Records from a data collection
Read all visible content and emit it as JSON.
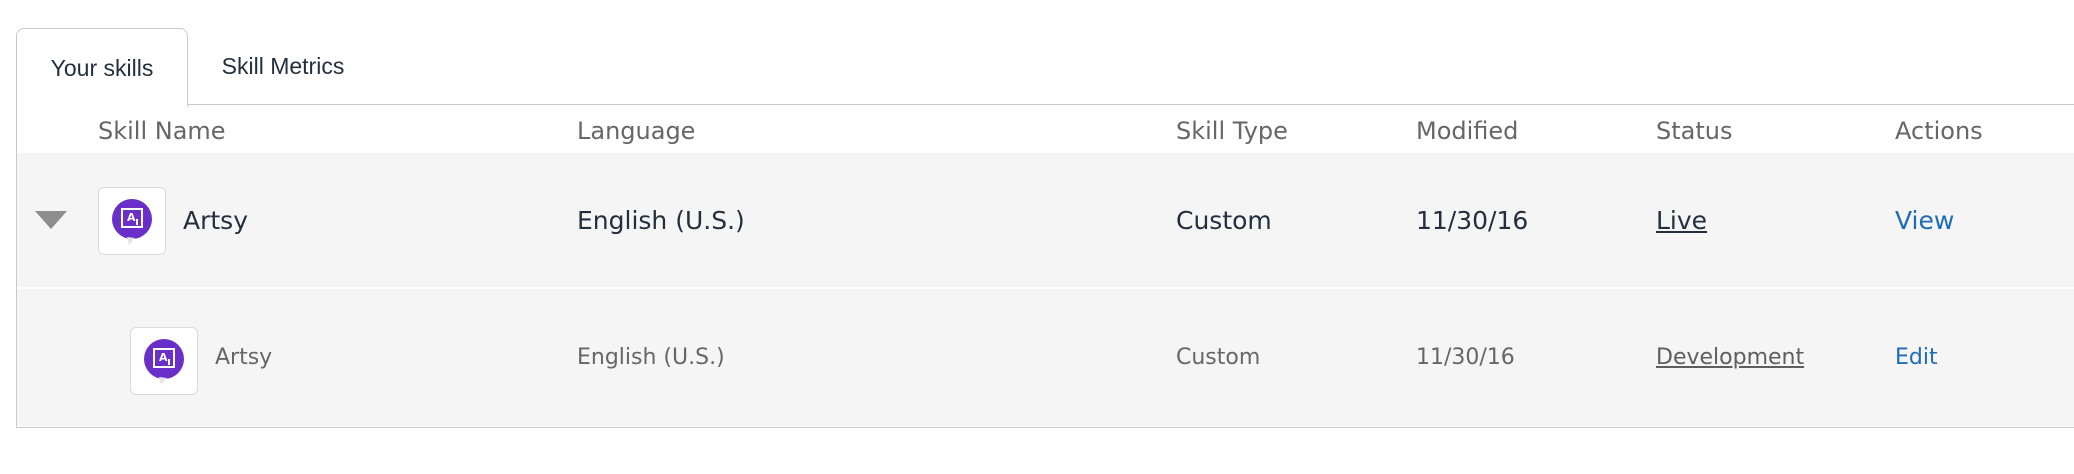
{
  "tabs": [
    {
      "label": "Your skills",
      "active": true
    },
    {
      "label": "Skill Metrics",
      "active": false
    }
  ],
  "table": {
    "columns": [
      "Skill Name",
      "Language",
      "Skill Type",
      "Modified",
      "Status",
      "Actions"
    ],
    "rows": [
      {
        "name": "Artsy",
        "language": "English (U.S.)",
        "type": "Custom",
        "modified": "11/30/16",
        "status": "Live",
        "action": "View",
        "expanded": true,
        "icon": "skill-icon"
      },
      {
        "name": "Artsy",
        "language": "English (U.S.)",
        "type": "Custom",
        "modified": "11/30/16",
        "status": "Development",
        "action": "Edit",
        "icon": "skill-icon"
      }
    ]
  },
  "colors": {
    "accent_link": "#1f6bb5",
    "icon_purple": "#6a2fc8",
    "row_background": "#f5f5f5"
  }
}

* **Task brief**:
All of the records need repeating exactly, except for the pictures.

* **Response**:
Read all visible content and emit it as JSON.
{
  "tabs": [
    {
      "label": "Your skills",
      "active": true
    },
    {
      "label": "Skill Metrics",
      "active": false
    }
  ],
  "table": {
    "columns": [
      "Skill Name",
      "Language",
      "Skill Type",
      "Modified",
      "Status",
      "Actions"
    ],
    "rows": [
      {
        "name": "Artsy",
        "language": "English (U.S.)",
        "type": "Custom",
        "modified": "11/30/16",
        "status": "Live",
        "action": "View",
        "expanded": true,
        "icon": "skill-icon"
      },
      {
        "name": "Artsy",
        "language": "English (U.S.)",
        "type": "Custom",
        "modified": "11/30/16",
        "status": "Development",
        "action": "Edit",
        "icon": "skill-icon"
      }
    ]
  },
  "colors": {
    "accent_link": "#1f6bb5",
    "icon_purple": "#6a2fc8",
    "row_background": "#f5f5f5"
  }
}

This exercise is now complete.